*Written request:*
Return each line of the listing below, unchanged, and omit the images.

*Extracted records:*
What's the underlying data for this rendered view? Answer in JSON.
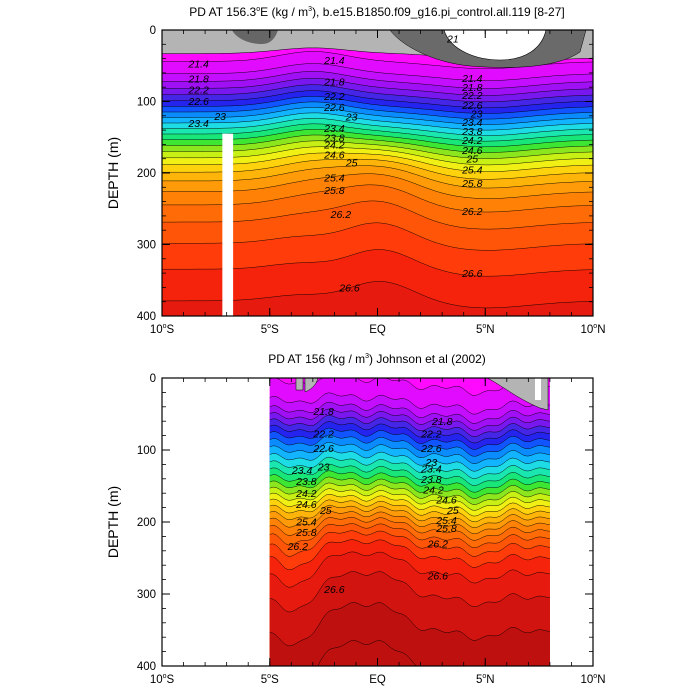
{
  "chart_data": [
    {
      "type": "contour",
      "title": "PD AT 156.3°E (kg / m3), b.e15.B1850.f09_g16.pi_control.all.119 [8-27]",
      "title_parts": {
        "lead": "PD AT 156.3",
        "deg": "o",
        "mid": "E (kg / m",
        "sup": "3",
        "tail": "), b.e15.B1850.f09_g16.pi_control.all.119 [8-27]"
      },
      "ylabel": "DEPTH (m)",
      "xlim": [
        -10,
        10
      ],
      "ylim": [
        400,
        0
      ],
      "x_ticks": [
        {
          "v": -10,
          "num": "10",
          "deg": "o",
          "hem": "S"
        },
        {
          "v": -5,
          "num": "5",
          "deg": "o",
          "hem": "S"
        },
        {
          "v": 0,
          "num": "EQ",
          "deg": "",
          "hem": ""
        },
        {
          "v": 5,
          "num": "5",
          "deg": "o",
          "hem": "N"
        },
        {
          "v": 10,
          "num": "10",
          "deg": "o",
          "hem": "N"
        }
      ],
      "y_ticks": [
        {
          "v": 0,
          "label": "0"
        },
        {
          "v": 100,
          "label": "100"
        },
        {
          "v": 200,
          "label": "200"
        },
        {
          "v": 300,
          "label": "300"
        },
        {
          "v": 400,
          "label": "400"
        }
      ],
      "contour_labels": [
        {
          "x": -8.3,
          "d": 47,
          "text": "21.4"
        },
        {
          "x": -8.3,
          "d": 68,
          "text": "21.8"
        },
        {
          "x": -8.3,
          "d": 83,
          "text": "22.2"
        },
        {
          "x": -8.3,
          "d": 99,
          "text": "22.6"
        },
        {
          "x": -7.3,
          "d": 120,
          "text": "23"
        },
        {
          "x": -8.3,
          "d": 130,
          "text": "23.4"
        },
        {
          "x": -2,
          "d": 42,
          "text": "21.4"
        },
        {
          "x": -2,
          "d": 72,
          "text": "21.8"
        },
        {
          "x": -2,
          "d": 92,
          "text": "22.2"
        },
        {
          "x": -2,
          "d": 108,
          "text": "22.6"
        },
        {
          "x": -1.2,
          "d": 121,
          "text": "23"
        },
        {
          "x": -2,
          "d": 137,
          "text": "23.4"
        },
        {
          "x": -2,
          "d": 150,
          "text": "23.8"
        },
        {
          "x": -2,
          "d": 160,
          "text": "24.2"
        },
        {
          "x": -2,
          "d": 174,
          "text": "24.6"
        },
        {
          "x": -1.2,
          "d": 185,
          "text": "25"
        },
        {
          "x": -2,
          "d": 206,
          "text": "25.4"
        },
        {
          "x": -2,
          "d": 224,
          "text": "25.8"
        },
        {
          "x": -1.7,
          "d": 257,
          "text": "26.2"
        },
        {
          "x": -1.3,
          "d": 360,
          "text": "26.6"
        },
        {
          "x": 4.4,
          "d": 67,
          "text": "21.4"
        },
        {
          "x": 4.4,
          "d": 80,
          "text": "21.8"
        },
        {
          "x": 4.4,
          "d": 91,
          "text": "22.2"
        },
        {
          "x": 4.4,
          "d": 105,
          "text": "22.6"
        },
        {
          "x": 4.6,
          "d": 117,
          "text": "23"
        },
        {
          "x": 4.4,
          "d": 129,
          "text": "23.4"
        },
        {
          "x": 4.4,
          "d": 141,
          "text": "23.8"
        },
        {
          "x": 4.4,
          "d": 154,
          "text": "24.2"
        },
        {
          "x": 4.4,
          "d": 168,
          "text": "24.6"
        },
        {
          "x": 4.4,
          "d": 180,
          "text": "25"
        },
        {
          "x": 4.4,
          "d": 195,
          "text": "25.4"
        },
        {
          "x": 4.4,
          "d": 214,
          "text": "25.8"
        },
        {
          "x": 4.4,
          "d": 253,
          "text": "26.2"
        },
        {
          "x": 4.4,
          "d": 340,
          "text": "26.6"
        },
        {
          "x": 3.5,
          "d": 12,
          "text": "21"
        }
      ]
    },
    {
      "type": "contour",
      "title": "PD AT 156 (kg / m3) Johnson et al (2002)",
      "title_parts": {
        "lead": "PD AT 156 (kg / m",
        "sup": "3",
        "tail": ") Johnson et al (2002)"
      },
      "ylabel": "DEPTH (m)",
      "xlim": [
        -10,
        10
      ],
      "ylim": [
        400,
        0
      ],
      "data_xlim": [
        -5,
        8
      ],
      "x_ticks": [
        {
          "v": -10,
          "num": "10",
          "deg": "o",
          "hem": "S"
        },
        {
          "v": -5,
          "num": "5",
          "deg": "o",
          "hem": "S"
        },
        {
          "v": 0,
          "num": "EQ",
          "deg": "",
          "hem": ""
        },
        {
          "v": 5,
          "num": "5",
          "deg": "o",
          "hem": "N"
        },
        {
          "v": 10,
          "num": "10",
          "deg": "o",
          "hem": "N"
        }
      ],
      "y_ticks": [
        {
          "v": 0,
          "label": "0"
        },
        {
          "v": 100,
          "label": "100"
        },
        {
          "v": 200,
          "label": "200"
        },
        {
          "v": 300,
          "label": "300"
        },
        {
          "v": 400,
          "label": "400"
        }
      ],
      "contour_labels": [
        {
          "x": -2.5,
          "d": 46,
          "text": "21.8"
        },
        {
          "x": -2.5,
          "d": 77,
          "text": "22.2"
        },
        {
          "x": -2.5,
          "d": 97,
          "text": "22.6"
        },
        {
          "x": -2.5,
          "d": 123,
          "text": "23"
        },
        {
          "x": -3.5,
          "d": 128,
          "text": "23.4"
        },
        {
          "x": -3.3,
          "d": 143,
          "text": "23.8"
        },
        {
          "x": -3.3,
          "d": 160,
          "text": "24.2"
        },
        {
          "x": -3.3,
          "d": 175,
          "text": "24.6"
        },
        {
          "x": -2.4,
          "d": 183,
          "text": "25"
        },
        {
          "x": -3.3,
          "d": 199,
          "text": "25.4"
        },
        {
          "x": -3.3,
          "d": 214,
          "text": "25.8"
        },
        {
          "x": -3.7,
          "d": 233,
          "text": "26.2"
        },
        {
          "x": -2,
          "d": 293,
          "text": "26.6"
        },
        {
          "x": 3,
          "d": 60,
          "text": "21.8"
        },
        {
          "x": 2.5,
          "d": 77,
          "text": "22.2"
        },
        {
          "x": 2.5,
          "d": 97,
          "text": "22.6"
        },
        {
          "x": 2.5,
          "d": 117,
          "text": "23"
        },
        {
          "x": 2.5,
          "d": 126,
          "text": "23.4"
        },
        {
          "x": 2.5,
          "d": 140,
          "text": "23.8"
        },
        {
          "x": 2.6,
          "d": 155,
          "text": "24.2"
        },
        {
          "x": 3.2,
          "d": 169,
          "text": "24.6"
        },
        {
          "x": 3.5,
          "d": 183,
          "text": "25"
        },
        {
          "x": 3.2,
          "d": 197,
          "text": "25.4"
        },
        {
          "x": 3.2,
          "d": 208,
          "text": "25.8"
        },
        {
          "x": 2.8,
          "d": 230,
          "text": "26.2"
        },
        {
          "x": 2.8,
          "d": 274,
          "text": "26.6"
        }
      ]
    }
  ]
}
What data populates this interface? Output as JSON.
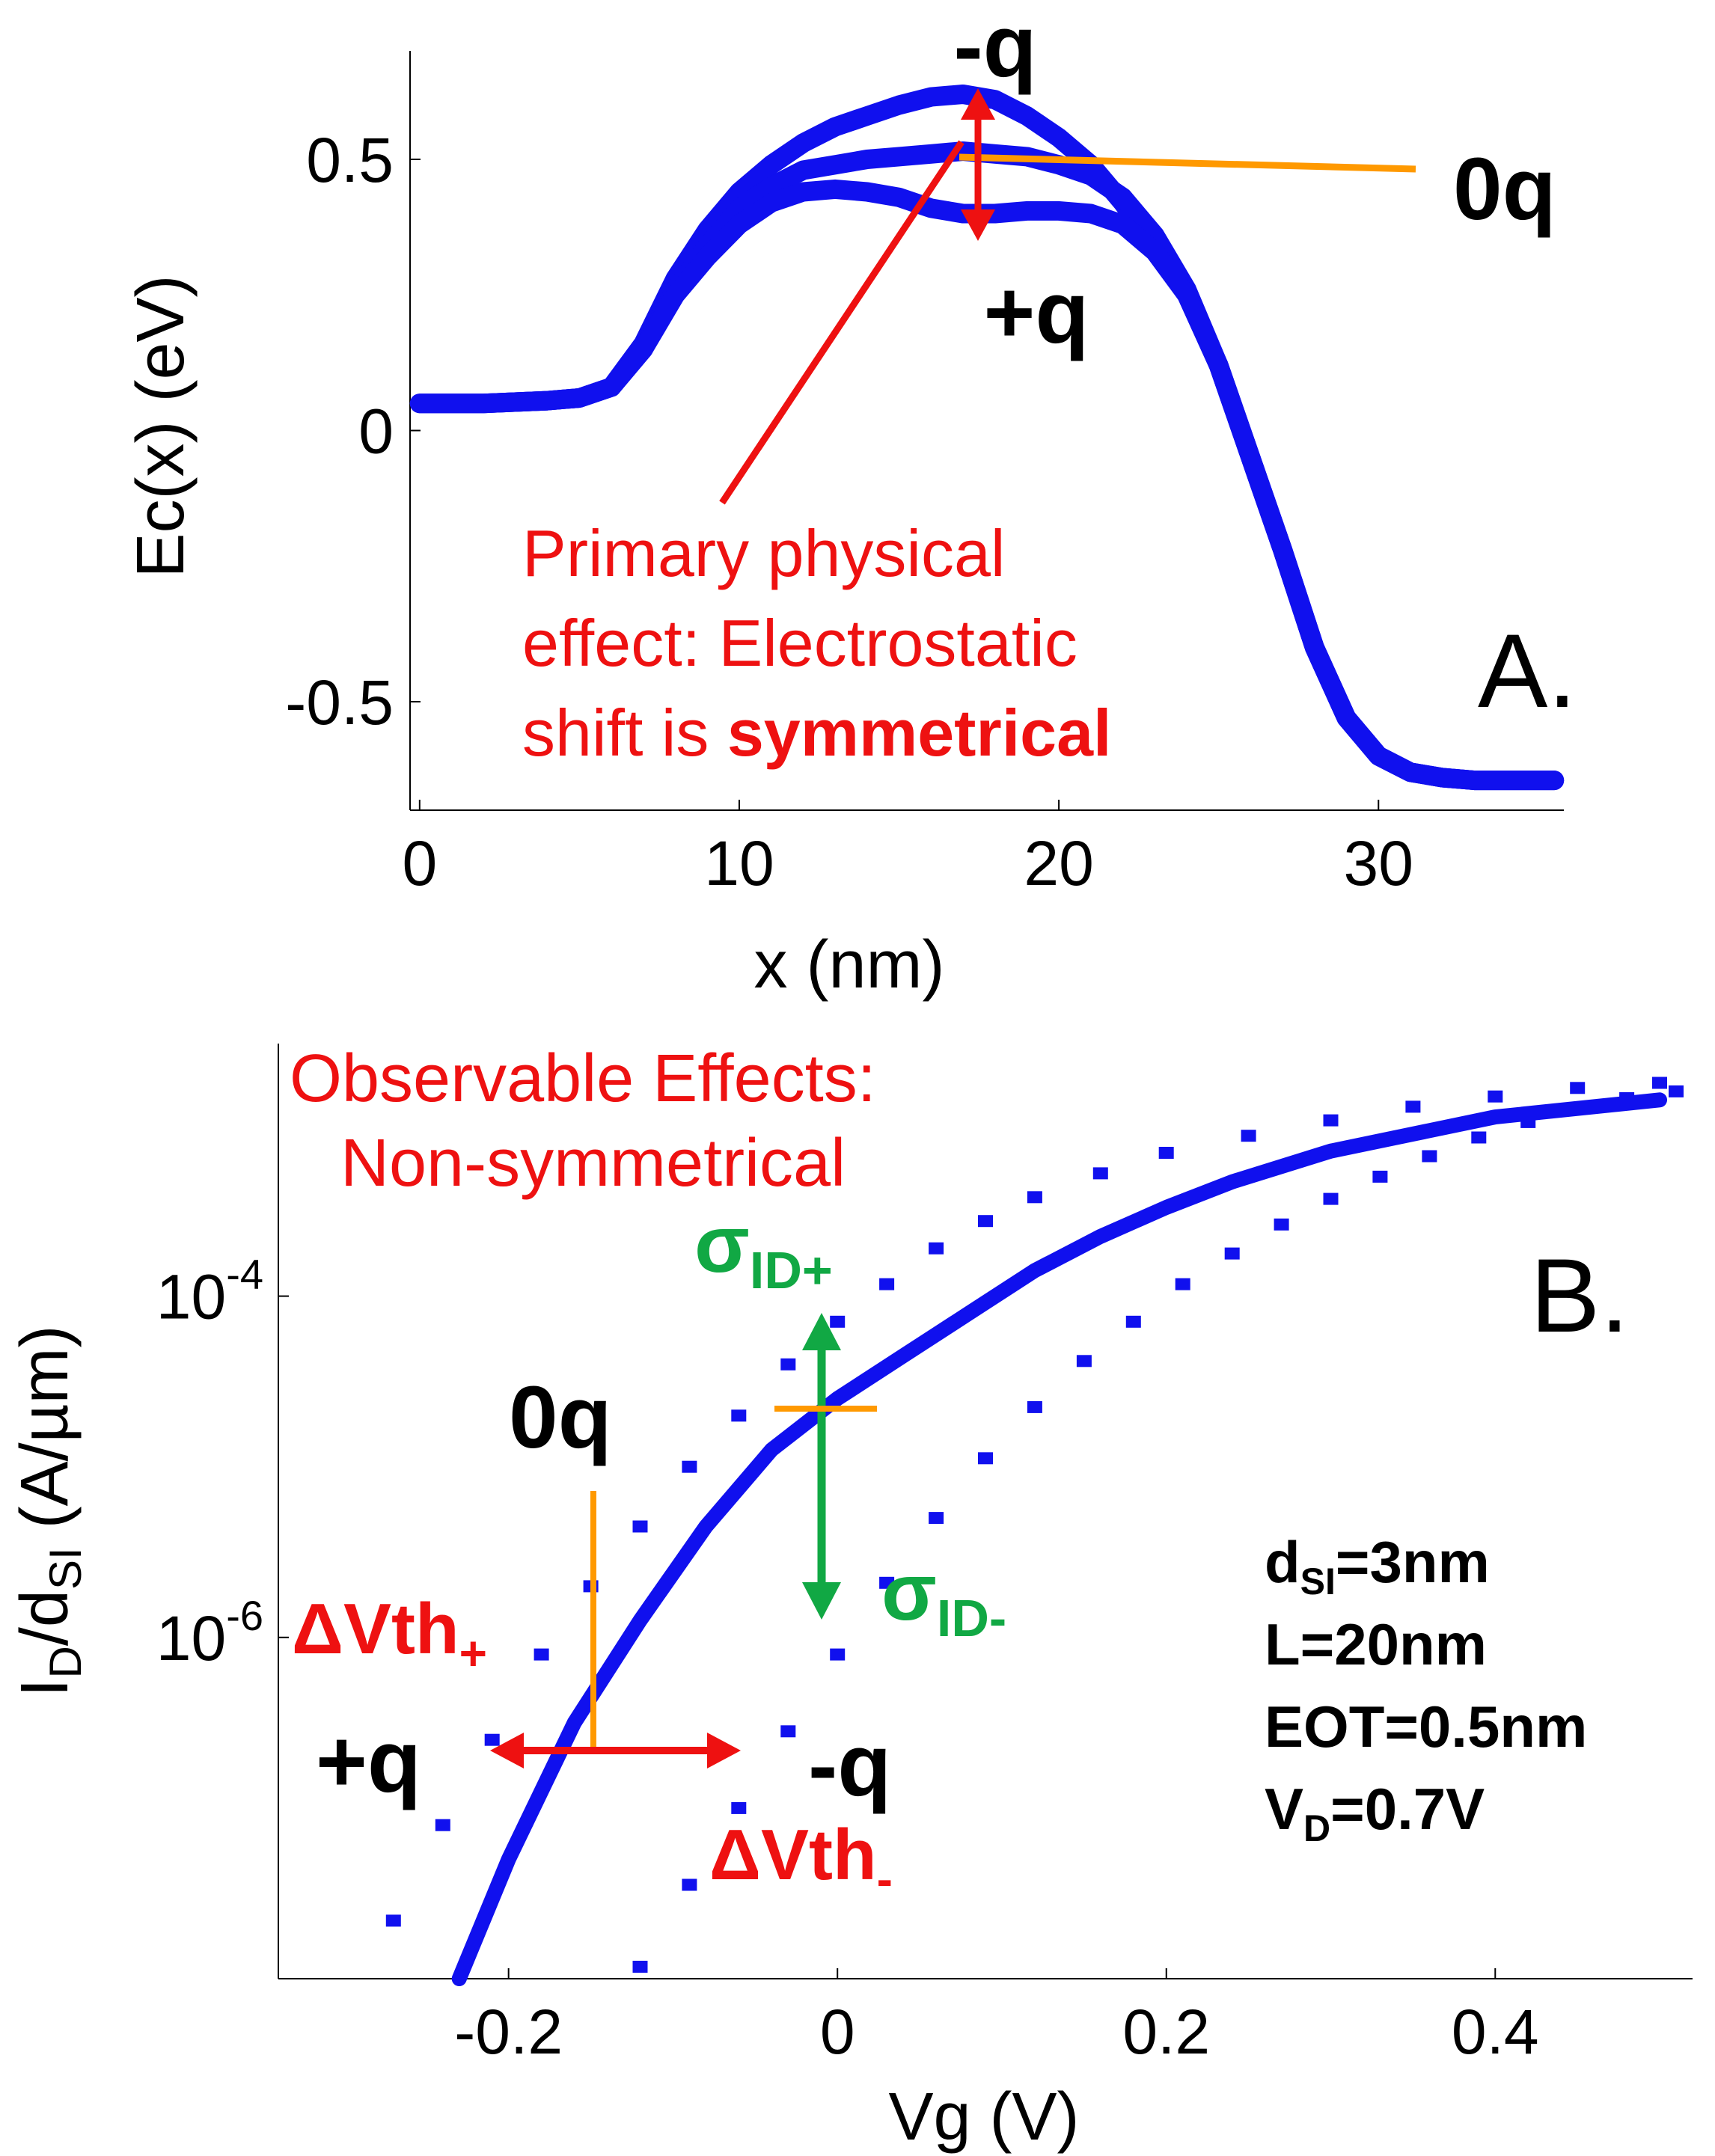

*Result for this task:*
What's the underlying data for this rendered view? Answer in JSON.
{
  "chart_data": [
    {
      "type": "contour",
      "title": "PD AT 156.3°E (kg / m3), b.e15.B1850.f09_g16.pi_control.all.119 [8-27]",
      "title_parts": {
        "lead": "PD AT 156.3",
        "deg": "o",
        "mid": "E (kg / m",
        "sup": "3",
        "tail": "), b.e15.B1850.f09_g16.pi_control.all.119 [8-27]"
      },
      "ylabel": "DEPTH (m)",
      "xlim": [
        -10,
        10
      ],
      "ylim": [
        400,
        0
      ],
      "x_ticks": [
        {
          "v": -10,
          "num": "10",
          "deg": "o",
          "hem": "S"
        },
        {
          "v": -5,
          "num": "5",
          "deg": "o",
          "hem": "S"
        },
        {
          "v": 0,
          "num": "EQ",
          "deg": "",
          "hem": ""
        },
        {
          "v": 5,
          "num": "5",
          "deg": "o",
          "hem": "N"
        },
        {
          "v": 10,
          "num": "10",
          "deg": "o",
          "hem": "N"
        }
      ],
      "y_ticks": [
        {
          "v": 0,
          "label": "0"
        },
        {
          "v": 100,
          "label": "100"
        },
        {
          "v": 200,
          "label": "200"
        },
        {
          "v": 300,
          "label": "300"
        },
        {
          "v": 400,
          "label": "400"
        }
      ],
      "contour_labels": [
        {
          "x": -8.3,
          "d": 47,
          "text": "21.4"
        },
        {
          "x": -8.3,
          "d": 68,
          "text": "21.8"
        },
        {
          "x": -8.3,
          "d": 83,
          "text": "22.2"
        },
        {
          "x": -8.3,
          "d": 99,
          "text": "22.6"
        },
        {
          "x": -7.3,
          "d": 120,
          "text": "23"
        },
        {
          "x": -8.3,
          "d": 130,
          "text": "23.4"
        },
        {
          "x": -2,
          "d": 42,
          "text": "21.4"
        },
        {
          "x": -2,
          "d": 72,
          "text": "21.8"
        },
        {
          "x": -2,
          "d": 92,
          "text": "22.2"
        },
        {
          "x": -2,
          "d": 108,
          "text": "22.6"
        },
        {
          "x": -1.2,
          "d": 121,
          "text": "23"
        },
        {
          "x": -2,
          "d": 137,
          "text": "23.4"
        },
        {
          "x": -2,
          "d": 150,
          "text": "23.8"
        },
        {
          "x": -2,
          "d": 160,
          "text": "24.2"
        },
        {
          "x": -2,
          "d": 174,
          "text": "24.6"
        },
        {
          "x": -1.2,
          "d": 185,
          "text": "25"
        },
        {
          "x": -2,
          "d": 206,
          "text": "25.4"
        },
        {
          "x": -2,
          "d": 224,
          "text": "25.8"
        },
        {
          "x": -1.7,
          "d": 257,
          "text": "26.2"
        },
        {
          "x": -1.3,
          "d": 360,
          "text": "26.6"
        },
        {
          "x": 4.4,
          "d": 67,
          "text": "21.4"
        },
        {
          "x": 4.4,
          "d": 80,
          "text": "21.8"
        },
        {
          "x": 4.4,
          "d": 91,
          "text": "22.2"
        },
        {
          "x": 4.4,
          "d": 105,
          "text": "22.6"
        },
        {
          "x": 4.6,
          "d": 117,
          "text": "23"
        },
        {
          "x": 4.4,
          "d": 129,
          "text": "23.4"
        },
        {
          "x": 4.4,
          "d": 141,
          "text": "23.8"
        },
        {
          "x": 4.4,
          "d": 154,
          "text": "24.2"
        },
        {
          "x": 4.4,
          "d": 168,
          "text": "24.6"
        },
        {
          "x": 4.4,
          "d": 180,
          "text": "25"
        },
        {
          "x": 4.4,
          "d": 195,
          "text": "25.4"
        },
        {
          "x": 4.4,
          "d": 214,
          "text": "25.8"
        },
        {
          "x": 4.4,
          "d": 253,
          "text": "26.2"
        },
        {
          "x": 4.4,
          "d": 340,
          "text": "26.6"
        },
        {
          "x": 3.5,
          "d": 12,
          "text": "21"
        }
      ]
    },
    {
      "type": "contour",
      "title": "PD AT 156 (kg / m3) Johnson et al (2002)",
      "title_parts": {
        "lead": "PD AT 156 (kg / m",
        "sup": "3",
        "tail": ") Johnson et al (2002)"
      },
      "ylabel": "DEPTH (m)",
      "xlim": [
        -10,
        10
      ],
      "ylim": [
        400,
        0
      ],
      "data_xlim": [
        -5,
        8
      ],
      "x_ticks": [
        {
          "v": -10,
          "num": "10",
          "deg": "o",
          "hem": "S"
        },
        {
          "v": -5,
          "num": "5",
          "deg": "o",
          "hem": "S"
        },
        {
          "v": 0,
          "num": "EQ",
          "deg": "",
          "hem": ""
        },
        {
          "v": 5,
          "num": "5",
          "deg": "o",
          "hem": "N"
        },
        {
          "v": 10,
          "num": "10",
          "deg": "o",
          "hem": "N"
        }
      ],
      "y_ticks": [
        {
          "v": 0,
          "label": "0"
        },
        {
          "v": 100,
          "label": "100"
        },
        {
          "v": 200,
          "label": "200"
        },
        {
          "v": 300,
          "label": "300"
        },
        {
          "v": 400,
          "label": "400"
        }
      ],
      "contour_labels": [
        {
          "x": -2.5,
          "d": 46,
          "text": "21.8"
        },
        {
          "x": -2.5,
          "d": 77,
          "text": "22.2"
        },
        {
          "x": -2.5,
          "d": 97,
          "text": "22.6"
        },
        {
          "x": -2.5,
          "d": 123,
          "text": "23"
        },
        {
          "x": -3.5,
          "d": 128,
          "text": "23.4"
        },
        {
          "x": -3.3,
          "d": 143,
          "text": "23.8"
        },
        {
          "x": -3.3,
          "d": 160,
          "text": "24.2"
        },
        {
          "x": -3.3,
          "d": 175,
          "text": "24.6"
        },
        {
          "x": -2.4,
          "d": 183,
          "text": "25"
        },
        {
          "x": -3.3,
          "d": 199,
          "text": "25.4"
        },
        {
          "x": -3.3,
          "d": 214,
          "text": "25.8"
        },
        {
          "x": -3.7,
          "d": 233,
          "text": "26.2"
        },
        {
          "x": -2,
          "d": 293,
          "text": "26.6"
        },
        {
          "x": 3,
          "d": 60,
          "text": "21.8"
        },
        {
          "x": 2.5,
          "d": 77,
          "text": "22.2"
        },
        {
          "x": 2.5,
          "d": 97,
          "text": "22.6"
        },
        {
          "x": 2.5,
          "d": 117,
          "text": "23"
        },
        {
          "x": 2.5,
          "d": 126,
          "text": "23.4"
        },
        {
          "x": 2.5,
          "d": 140,
          "text": "23.8"
        },
        {
          "x": 2.6,
          "d": 155,
          "text": "24.2"
        },
        {
          "x": 3.2,
          "d": 169,
          "text": "24.6"
        },
        {
          "x": 3.5,
          "d": 183,
          "text": "25"
        },
        {
          "x": 3.2,
          "d": 197,
          "text": "25.4"
        },
        {
          "x": 3.2,
          "d": 208,
          "text": "25.8"
        },
        {
          "x": 2.8,
          "d": 230,
          "text": "26.2"
        },
        {
          "x": 2.8,
          "d": 274,
          "text": "26.6"
        }
      ]
    }
  ]
}
What data populates this interface? Output as JSON.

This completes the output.